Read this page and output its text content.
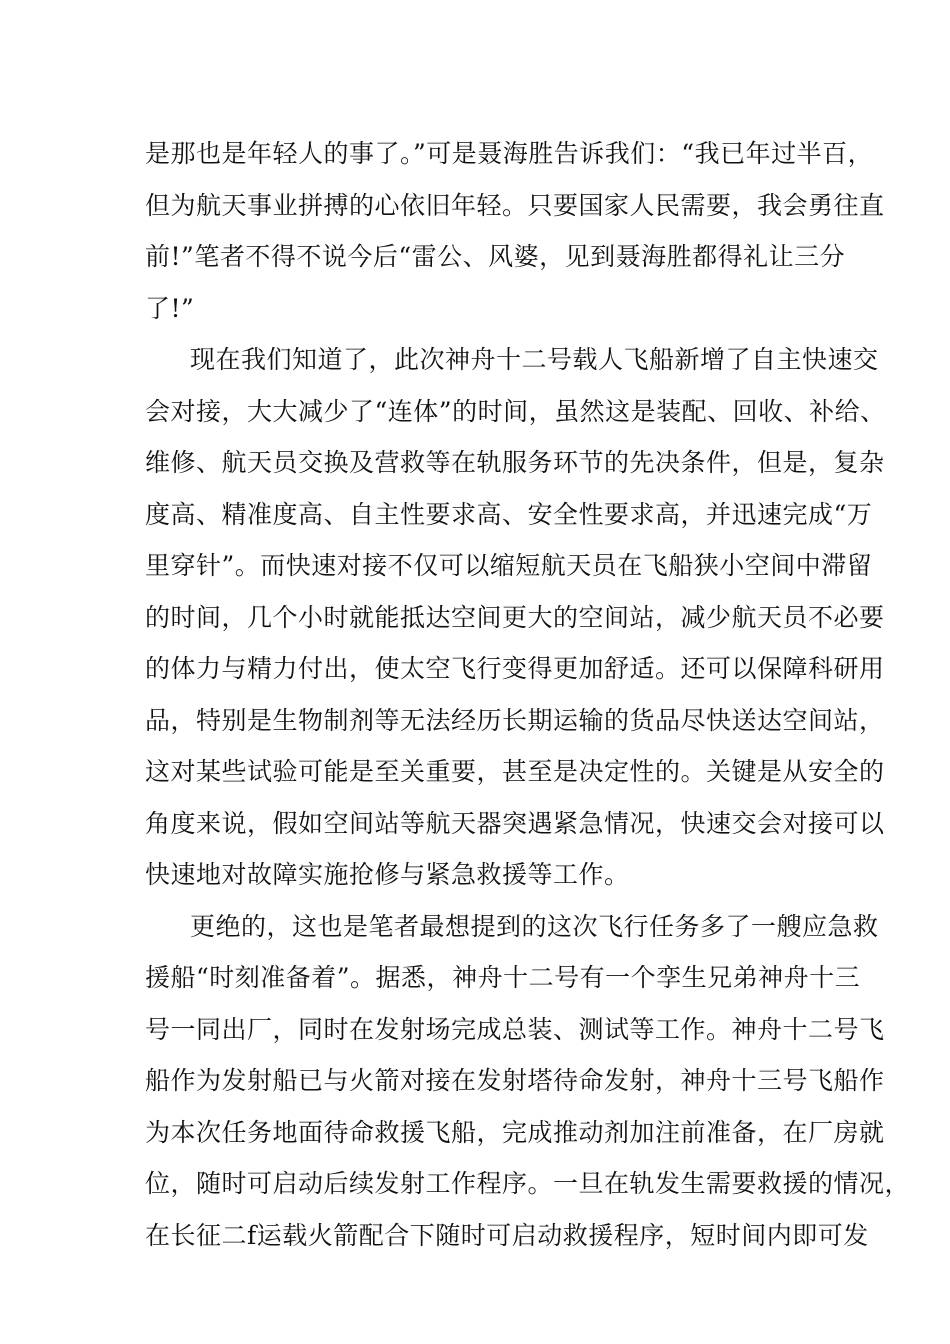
是那也是年轻人的事了。”可是聂海胜告诉我们：“我已年过半百，
但为航天事业拼搏的心依旧年轻。只要国家人民需要，我会勇往直
前!”笔者不得不说今后“雷公、风婆，见到聂海胜都得礼让三分
了!”
现在我们知道了，此次神舟十二号载人飞船新增了自主快速交
会对接，大大减少了“连体”的时间，虽然这是装配、回收、补给、
维修、航天员交换及营救等在轨服务环节的先决条件，但是，复杂
度高、精准度高、自主性要求高、安全性要求高，并迅速完成“万
里穿针”。而快速对接不仅可以缩短航天员在飞船狭小空间中滞留
的时间，几个小时就能抵达空间更大的空间站，减少航天员不必要
的体力与精力付出，使太空飞行变得更加舒适。还可以保障科研用
品，特别是生物制剂等无法经历长期运输的货品尽快送达空间站，
这对某些试验可能是至关重要，甚至是决定性的。关键是从安全的
角度来说，假如空间站等航天器突遇紧急情况，快速交会对接可以
快速地对故障实施抢修与紧急救援等工作。
更绝的，这也是笔者最想提到的这次飞行任务多了一艘应急救
援船“时刻准备着”。据悉，神舟十二号有一个孪生兄弟神舟十三
号一同出厂，同时在发射场完成总装、测试等工作。神舟十二号飞
船作为发射船已与火箭对接在发射塔待命发射，神舟十三号飞船作
为本次任务地面待命救援飞船，完成推动剂加注前准备，在厂房就
位，随时可启动后续发射工作程序。一旦在轨发生需要救援的情况，
在长征二f运载火箭配合下随时可启动救援程序，短时间内即可发
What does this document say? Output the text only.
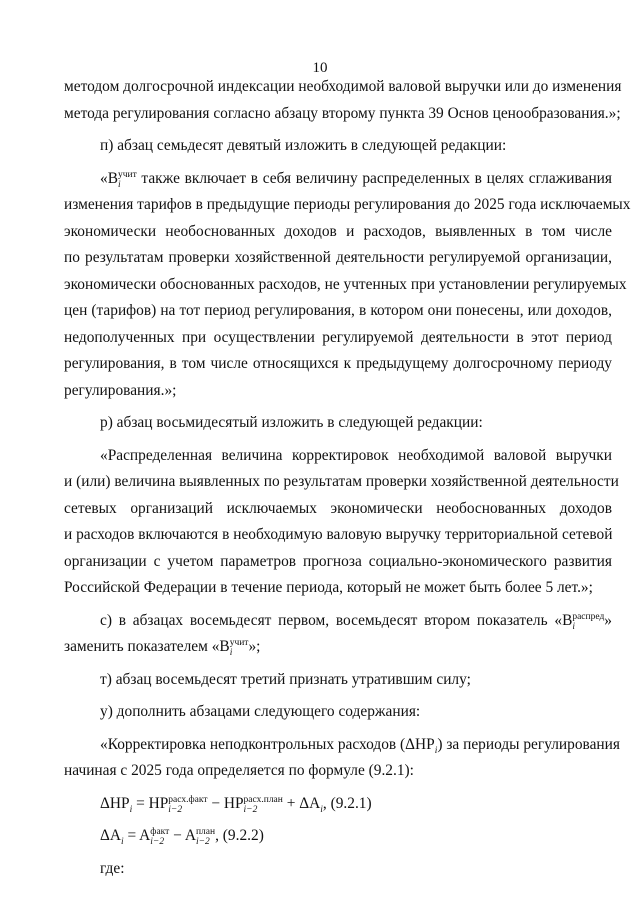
10
методом долгосрочной индексации необходимой валовой выручки или до изменения
метода регулирования согласно абзацу второму пункта 39 Основ ценообразования.»;
п) абзац семьдесят девятый изложить в следующей редакции:
«B учит
i	также включает в себя величину распределенных в целях сглаживания
изменения тарифов в предыдущие периоды регулирования до 2025 года исключаемых
экономически необоснованных доходов и расходов, выявленных в том числе
по результатам проверки хозяйственной деятельности регулируемой организации,
экономически обоснованных расходов, не учтенных при установлении регулируемых
цен (тарифов) на тот период регулирования, в котором они понесены, или доходов,
недополученных при осуществлении регулируемой деятельности в этот период
регулирования, в том числе относящихся к предыдущему долгосрочному периоду
регулирования.»;
р) абзац восьмидесятый изложить в следующей редакции:
«Распределенная величина корректировок необходимой валовой выручки
и (или) величина выявленных по результатам проверки хозяйственной деятельности
сетевых организаций исключаемых экономически необоснованных доходов
и расходов включаются в необходимую валовую выручку территориальной сетевой
организации с учетом параметров прогноза социально-экономического развития
Российской Федерации в течение периода, который не может быть более 5 лет.»;
с) в абзацах восемьдесят первом, восемьдесят втором показатель «B распред
i	»
заменить показателем «B учит
i	»;
т) абзац восемьдесят третий признать утратившим силу;
у) дополнить абзацами следующего содержания:
«Корректировка неподконтрольных расходов $(\Delta HP_i)$ за периоды регулирования
начиная с 2025 года определяется по формуле (9.2.1):
$\Delta HP_i$ = HP расх.факт
i−2	− HP расх.план
i−2	+ $\Delta A_i$, (9.2.1)
$\Delta A_i = A$ факт
i−2 − A план
i−2 , (9.2.2)
где:
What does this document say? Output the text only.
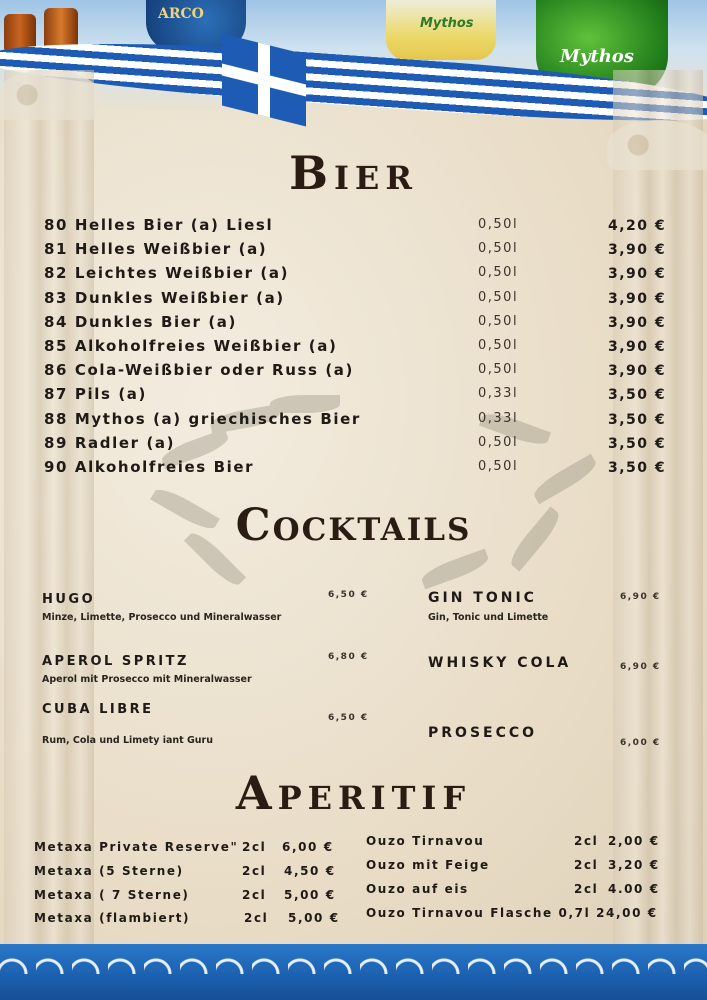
ARCO
Mythos
Mythos
Bier
80 Helles Bier (a) Liesl	0,50l	4,20 €
81 Helles Weißbier (a)	0,50l	3,90 €
82 Leichtes Weißbier (a)	0,50l	3,90 €
83 Dunkles Weißbier (a)	0,50l	3,90 €
84 Dunkles Bier (a)	0,50l	3,90 €
85 Alkoholfreies Weißbier (a)	0,50l	3,90 €
86 Cola-Weißbier oder Russ (a)	0,50l	3,90 €
87 Pils (a)	0,33l	3,50 €
88 Mythos (a) griechisches Bier	0,33l	3,50 €
89 Radler (a)	0,50l	3,50 €
90 Alkoholfreies Bier	0,50l	3,50 €
Cocktails
HUGO
Minze, Limette, Prosecco und Mineralwasser
6,50 €
APEROL SPRITZ
Aperol mit Prosecco mit Mineralwasser
6,80 €
CUBA LIBRE
Rum, Cola und Limety iant Guru
6,50 €
GIN TONIC
Gin, Tonic und Limette
6,90 €
WHISKY COLA	6,90 €
PROSECCO
6,00 €
Aperitif
Metaxa Private Reserve" 2cl 6,00 €
Metaxa (5 Sterne)	2cl 4,50 €
Metaxa ( 7 Sterne)	2cl 5,00 €
Metaxa (flambiert)	2cl 5,00 €
Ouzo Tirnavou	2cl 2,00 €
Ouzo mit Feige	2cl 3,20 €
Ouzo auf eis	2cl 4.00 €
Ouzo Tirnavou Flasche 0,7l 24,00 €
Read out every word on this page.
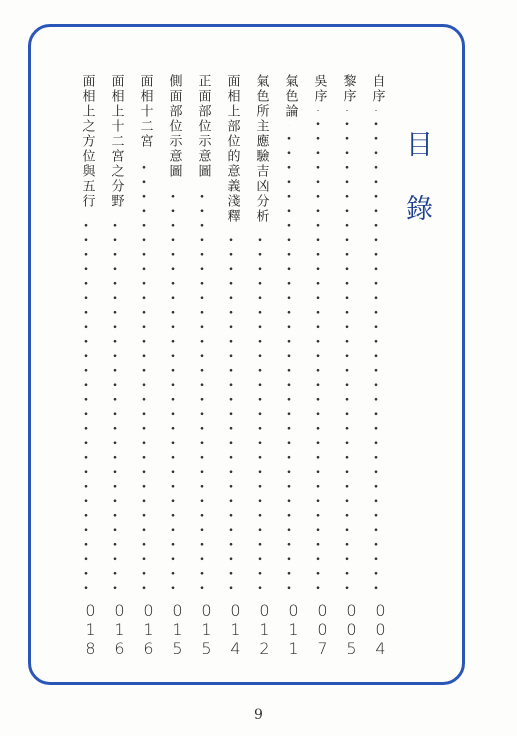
目
錄
自序
004
黎序
005
吳序
007
氣色論
011
氣色所主應驗吉凶分析
012
面相上部位的意義淺釋
014
正面部位示意圖
015
側面部位示意圖
015
面相十二宮
016
面相上十二宮之分野
016
面相上之方位與五行
018
9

* * *

(What this task involves):
Only the number is wanted: how many lines in the entries above contain the string "величина"?

(Response to the task):
2